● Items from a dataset
- - - - -

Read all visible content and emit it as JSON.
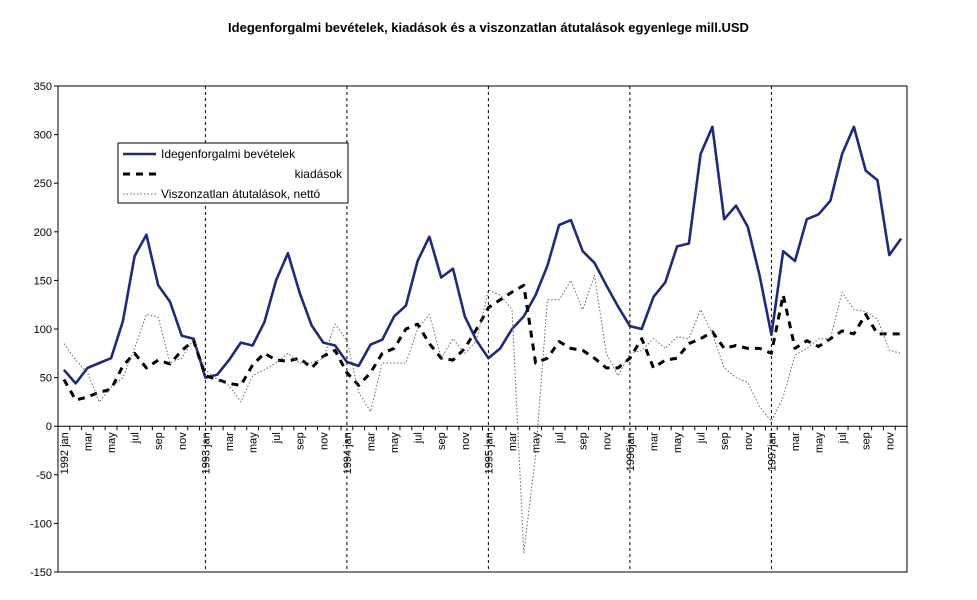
{
  "chart_data": {
    "type": "line",
    "title": "Idegenforgalmi bevételek, kiadások és a viszonzatlan átutalások egyenlege mill.USD",
    "xlabel": "",
    "ylabel": "",
    "ylim": [
      -150,
      350
    ],
    "yticks": [
      350,
      300,
      250,
      200,
      150,
      100,
      50,
      0,
      -50,
      -100,
      -150
    ],
    "grid": false,
    "legend_position": "upper-left",
    "x_tick_labels": [
      "1992 jan",
      "mar",
      "may",
      "jul",
      "sep",
      "nov",
      "1993 jan",
      "mar",
      "may",
      "jul",
      "sep",
      "nov",
      "1994 jan",
      "mar",
      "may",
      "jul",
      "sep",
      "nov",
      "1995 jan",
      "mar",
      "may",
      "jul",
      "sep",
      "nov",
      "1996jan",
      "mar",
      "may",
      "jul",
      "sep",
      "nov",
      "1997jan",
      "mar",
      "may",
      "jul",
      "sep",
      "nov"
    ],
    "year_separators": [
      "1993 jan",
      "1994 jan",
      "1995 jan",
      "1996jan",
      "1997jan"
    ],
    "series": [
      {
        "name": "Idegenforgalmi bevételek",
        "color": "#1f2a7a",
        "style": "solid",
        "values": [
          58,
          44,
          60,
          65,
          70,
          108,
          175,
          197,
          145,
          128,
          93,
          90,
          50,
          53,
          68,
          86,
          83,
          107,
          150,
          178,
          137,
          104,
          86,
          83,
          66,
          62,
          84,
          89,
          113,
          124,
          170,
          195,
          153,
          162,
          113,
          88,
          70,
          80,
          100,
          113,
          135,
          165,
          207,
          212,
          180,
          168,
          145,
          123,
          103,
          100,
          133,
          148,
          185,
          188,
          280,
          308,
          213,
          227,
          205,
          155,
          94,
          180,
          170,
          213,
          218,
          232,
          280,
          308,
          263,
          253,
          176,
          193
        ]
      },
      {
        "name": "kiadások",
        "color": "#000000",
        "style": "dashed",
        "values": [
          48,
          27,
          30,
          35,
          38,
          62,
          75,
          60,
          68,
          64,
          78,
          88,
          52,
          48,
          44,
          42,
          63,
          75,
          68,
          67,
          70,
          60,
          72,
          78,
          55,
          42,
          55,
          75,
          80,
          100,
          105,
          85,
          70,
          68,
          80,
          100,
          122,
          130,
          138,
          145,
          65,
          70,
          87,
          80,
          78,
          70,
          60,
          60,
          70,
          90,
          60,
          68,
          70,
          85,
          90,
          97,
          80,
          83,
          80,
          80,
          75,
          135,
          80,
          88,
          82,
          90,
          98,
          95,
          115,
          95,
          95,
          95
        ]
      },
      {
        "name": "Viszonzatlan átutalások, nettó",
        "color": "#666666",
        "style": "dotted",
        "values": [
          85,
          68,
          55,
          25,
          40,
          50,
          80,
          115,
          112,
          65,
          70,
          90,
          58,
          48,
          42,
          25,
          52,
          58,
          65,
          75,
          65,
          65,
          70,
          105,
          88,
          35,
          15,
          65,
          65,
          65,
          100,
          115,
          70,
          90,
          75,
          88,
          140,
          135,
          120,
          -130,
          -30,
          130,
          130,
          150,
          120,
          155,
          75,
          52,
          75,
          78,
          90,
          80,
          92,
          90,
          120,
          95,
          60,
          50,
          45,
          20,
          5,
          30,
          73,
          80,
          90,
          90,
          138,
          120,
          118,
          110,
          78,
          75
        ]
      }
    ]
  }
}
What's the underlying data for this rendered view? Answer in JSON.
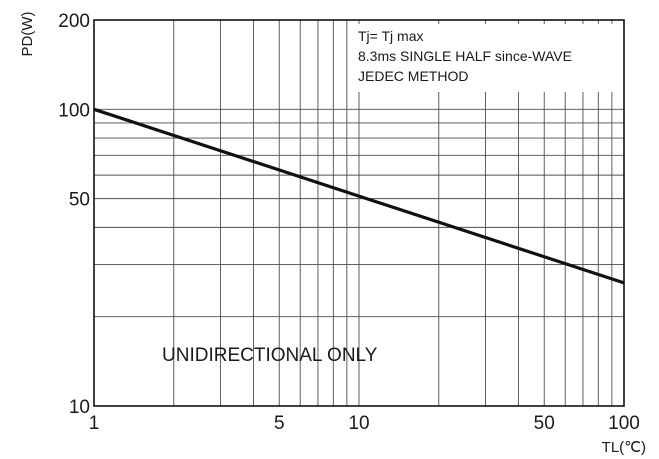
{
  "chart_data": {
    "type": "line",
    "xlabel": "TL(℃)",
    "ylabel": "PD(W)",
    "x_scale": "log",
    "y_scale": "log",
    "xlim": [
      1,
      100
    ],
    "ylim": [
      10,
      200
    ],
    "x_ticks": [
      1,
      5,
      10,
      50,
      100
    ],
    "x_tick_labels": [
      "1",
      "5",
      "10",
      "50",
      "100"
    ],
    "y_ticks": [
      10,
      50,
      100,
      200
    ],
    "y_tick_labels": [
      "10",
      "50",
      "100",
      "200"
    ],
    "grid": true,
    "series": [
      {
        "x": [
          1,
          100
        ],
        "y": [
          100,
          26
        ],
        "color": "#111111"
      }
    ],
    "annotations": [
      "Tj= Tj max",
      "8.3ms SINGLE HALF since-WAVE",
      "JEDEC METHOD",
      "UNIDIRECTIONAL ONLY"
    ]
  }
}
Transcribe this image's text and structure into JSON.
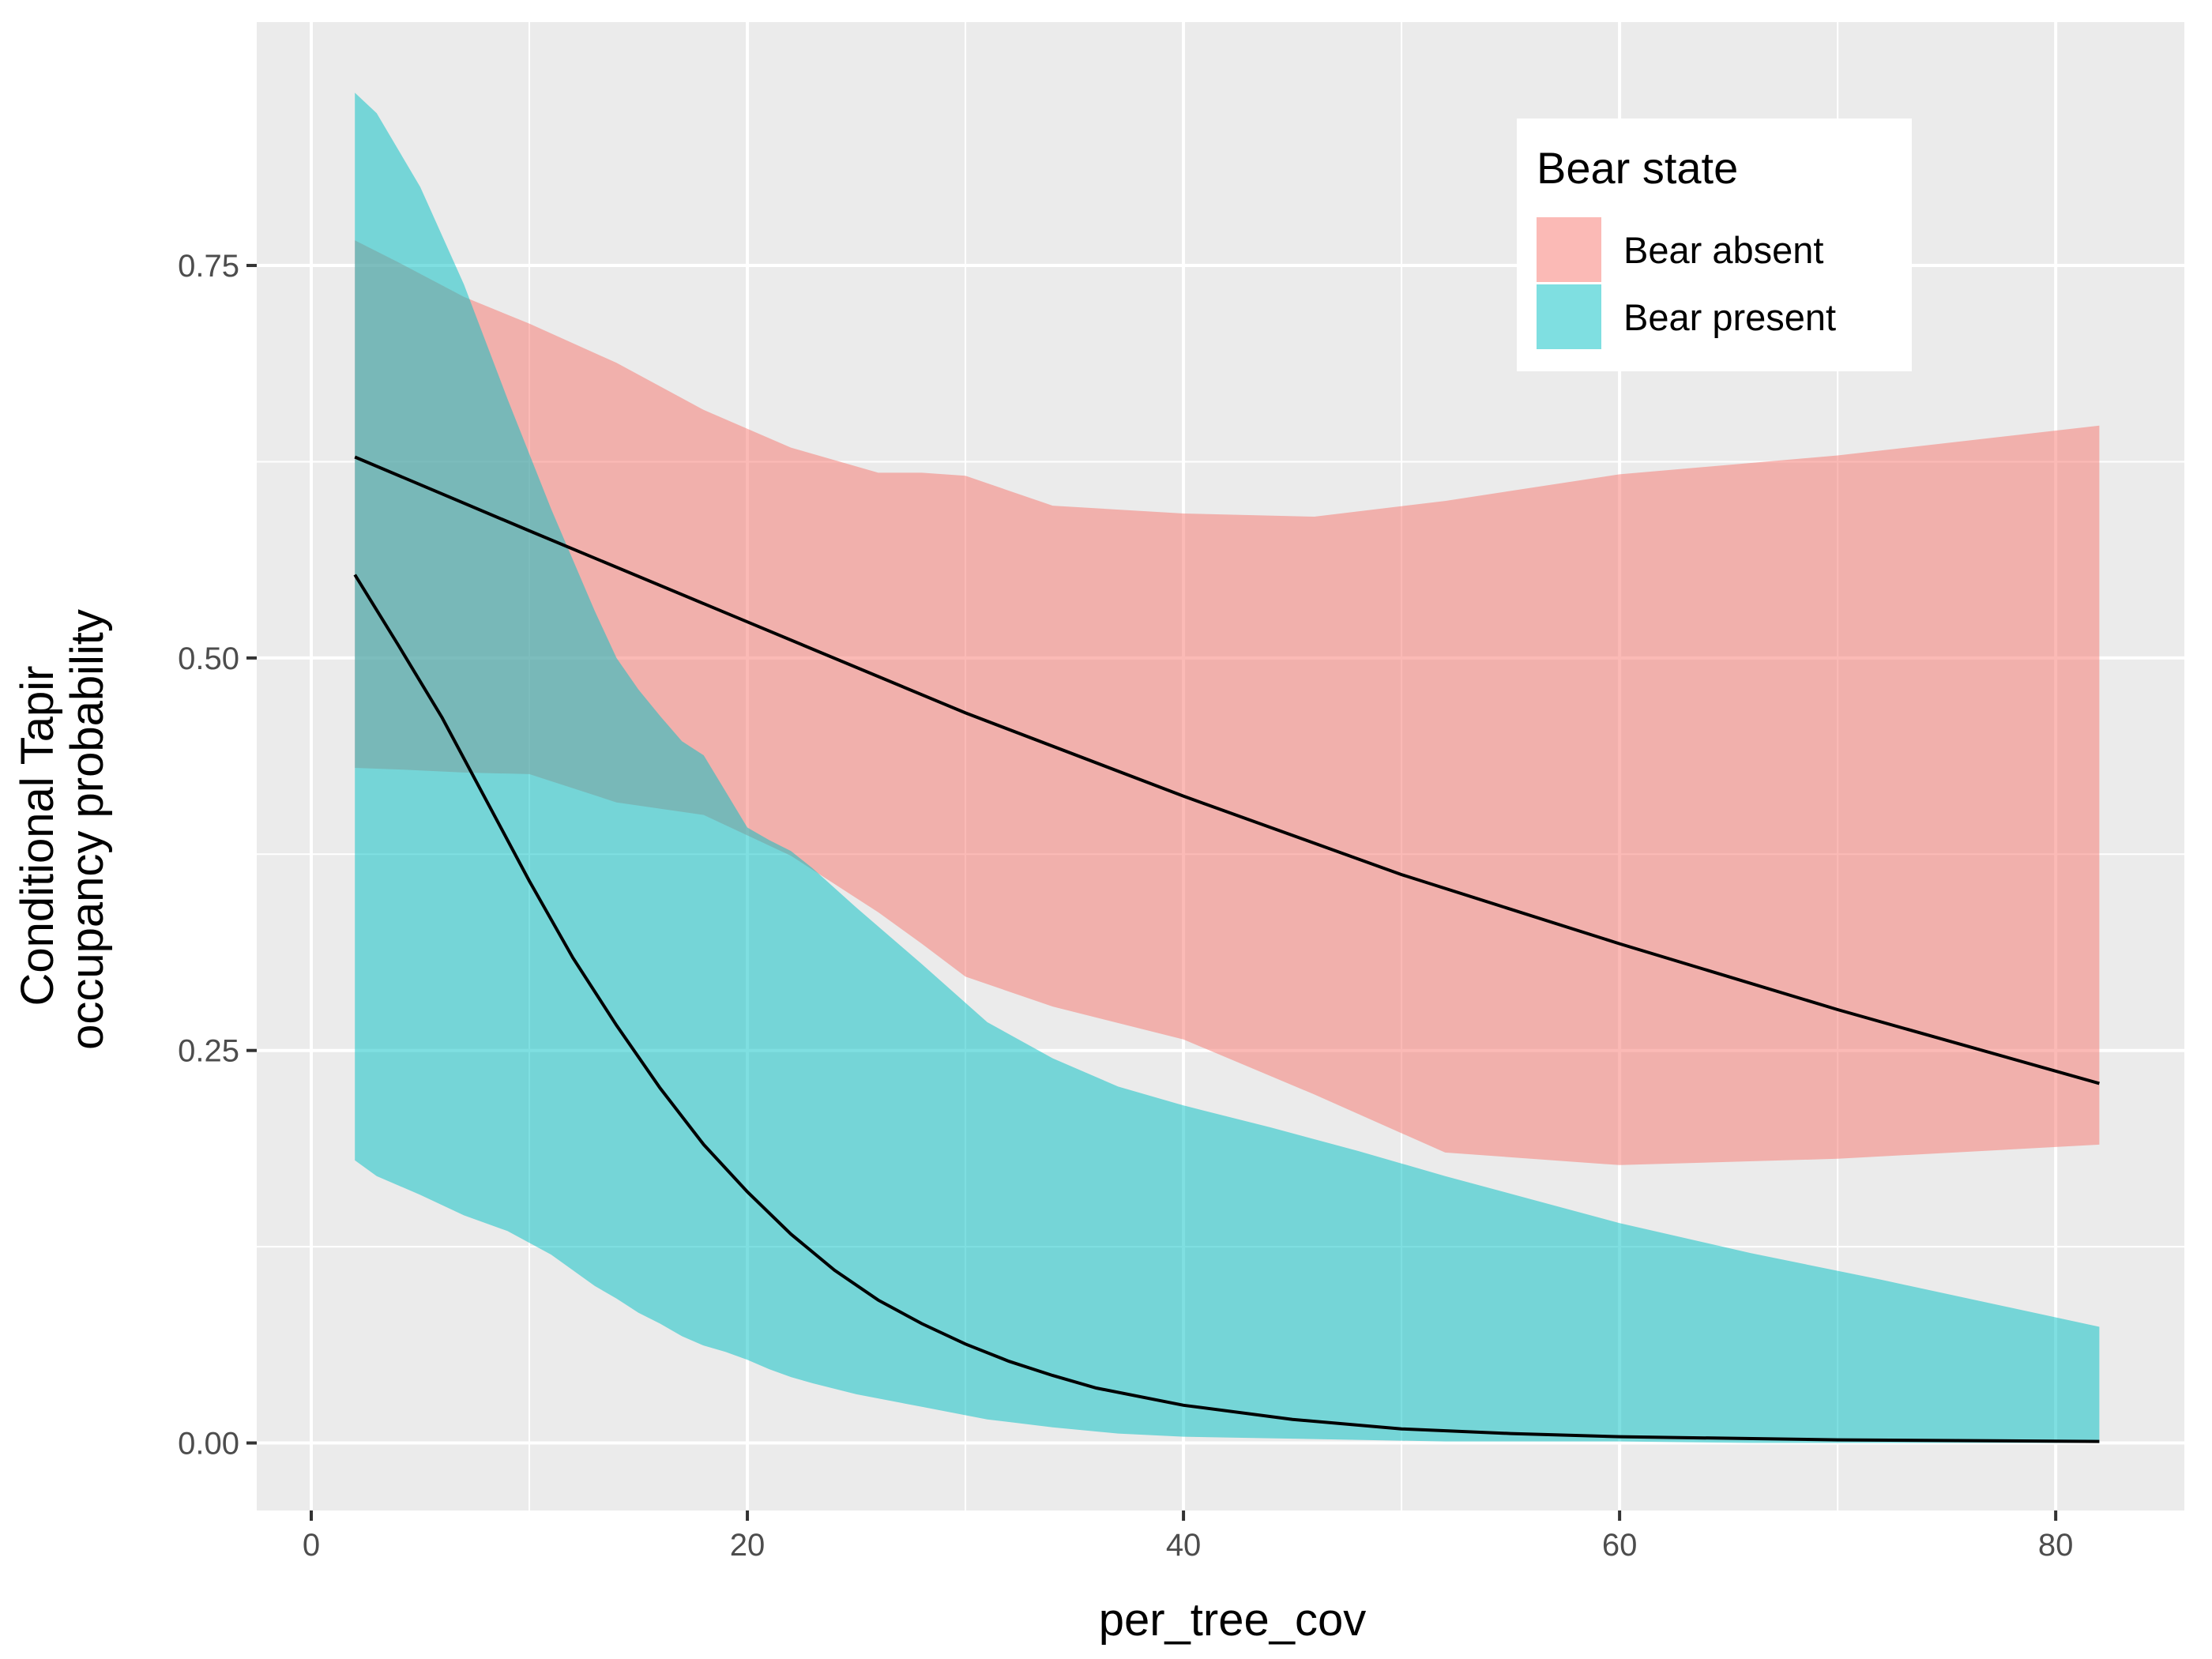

- - - - -

● TASK GOAL
Quote the data exactly, leaving every image out of the copy.

● RESULT OF THE EXERCISE
Read all visible content and emit it as JSON.
{
  "chart_data": {
    "type": "line",
    "title": "Idegenforgalmi bevételek, kiadások és a viszonzatlan átutalások egyenlege mill.USD",
    "xlabel": "",
    "ylabel": "",
    "ylim": [
      -150,
      350
    ],
    "yticks": [
      350,
      300,
      250,
      200,
      150,
      100,
      50,
      0,
      -50,
      -100,
      -150
    ],
    "grid": false,
    "legend_position": "upper-left",
    "x_tick_labels": [
      "1992 jan",
      "mar",
      "may",
      "jul",
      "sep",
      "nov",
      "1993 jan",
      "mar",
      "may",
      "jul",
      "sep",
      "nov",
      "1994 jan",
      "mar",
      "may",
      "jul",
      "sep",
      "nov",
      "1995 jan",
      "mar",
      "may",
      "jul",
      "sep",
      "nov",
      "1996jan",
      "mar",
      "may",
      "jul",
      "sep",
      "nov",
      "1997jan",
      "mar",
      "may",
      "jul",
      "sep",
      "nov"
    ],
    "year_separators": [
      "1993 jan",
      "1994 jan",
      "1995 jan",
      "1996jan",
      "1997jan"
    ],
    "series": [
      {
        "name": "Idegenforgalmi bevételek",
        "color": "#1f2a7a",
        "style": "solid",
        "values": [
          58,
          44,
          60,
          65,
          70,
          108,
          175,
          197,
          145,
          128,
          93,
          90,
          50,
          53,
          68,
          86,
          83,
          107,
          150,
          178,
          137,
          104,
          86,
          83,
          66,
          62,
          84,
          89,
          113,
          124,
          170,
          195,
          153,
          162,
          113,
          88,
          70,
          80,
          100,
          113,
          135,
          165,
          207,
          212,
          180,
          168,
          145,
          123,
          103,
          100,
          133,
          148,
          185,
          188,
          280,
          308,
          213,
          227,
          205,
          155,
          94,
          180,
          170,
          213,
          218,
          232,
          280,
          308,
          263,
          253,
          176,
          193
        ]
      },
      {
        "name": "kiadások",
        "color": "#000000",
        "style": "dashed",
        "values": [
          48,
          27,
          30,
          35,
          38,
          62,
          75,
          60,
          68,
          64,
          78,
          88,
          52,
          48,
          44,
          42,
          63,
          75,
          68,
          67,
          70,
          60,
          72,
          78,
          55,
          42,
          55,
          75,
          80,
          100,
          105,
          85,
          70,
          68,
          80,
          100,
          122,
          130,
          138,
          145,
          65,
          70,
          87,
          80,
          78,
          70,
          60,
          60,
          70,
          90,
          60,
          68,
          70,
          85,
          90,
          97,
          80,
          83,
          80,
          80,
          75,
          135,
          80,
          88,
          82,
          90,
          98,
          95,
          115,
          95,
          95,
          95
        ]
      },
      {
        "name": "Viszonzatlan átutalások, nettó",
        "color": "#666666",
        "style": "dotted",
        "values": [
          85,
          68,
          55,
          25,
          40,
          50,
          80,
          115,
          112,
          65,
          70,
          90,
          58,
          48,
          42,
          25,
          52,
          58,
          65,
          75,
          65,
          65,
          70,
          105,
          88,
          35,
          15,
          65,
          65,
          65,
          100,
          115,
          70,
          90,
          75,
          88,
          140,
          135,
          120,
          -130,
          -30,
          130,
          130,
          150,
          120,
          155,
          75,
          52,
          75,
          78,
          90,
          80,
          92,
          90,
          120,
          95,
          60,
          50,
          45,
          20,
          5,
          30,
          73,
          80,
          90,
          90,
          138,
          120,
          118,
          110,
          78,
          75
        ]
      }
    ]
  }
}
What's the underlying data for this rendered view? Answer in JSON.
{
  "chart_data": {
    "type": "line",
    "xlabel": "TL(℃)",
    "ylabel": "PD(W)",
    "x_scale": "log",
    "y_scale": "log",
    "xlim": [
      1,
      100
    ],
    "ylim": [
      10,
      200
    ],
    "x_ticks": [
      1,
      5,
      10,
      50,
      100
    ],
    "x_tick_labels": [
      "1",
      "5",
      "10",
      "50",
      "100"
    ],
    "y_ticks": [
      10,
      50,
      100,
      200
    ],
    "y_tick_labels": [
      "10",
      "50",
      "100",
      "200"
    ],
    "grid": true,
    "series": [
      {
        "x": [
          1,
          100
        ],
        "y": [
          100,
          26
        ],
        "color": "#111111"
      }
    ],
    "annotations": [
      "Tj= Tj max",
      "8.3ms SINGLE HALF since-WAVE",
      "JEDEC METHOD",
      "UNIDIRECTIONAL ONLY"
    ]
  }
}
Transcribe this image's text and structure into JSON.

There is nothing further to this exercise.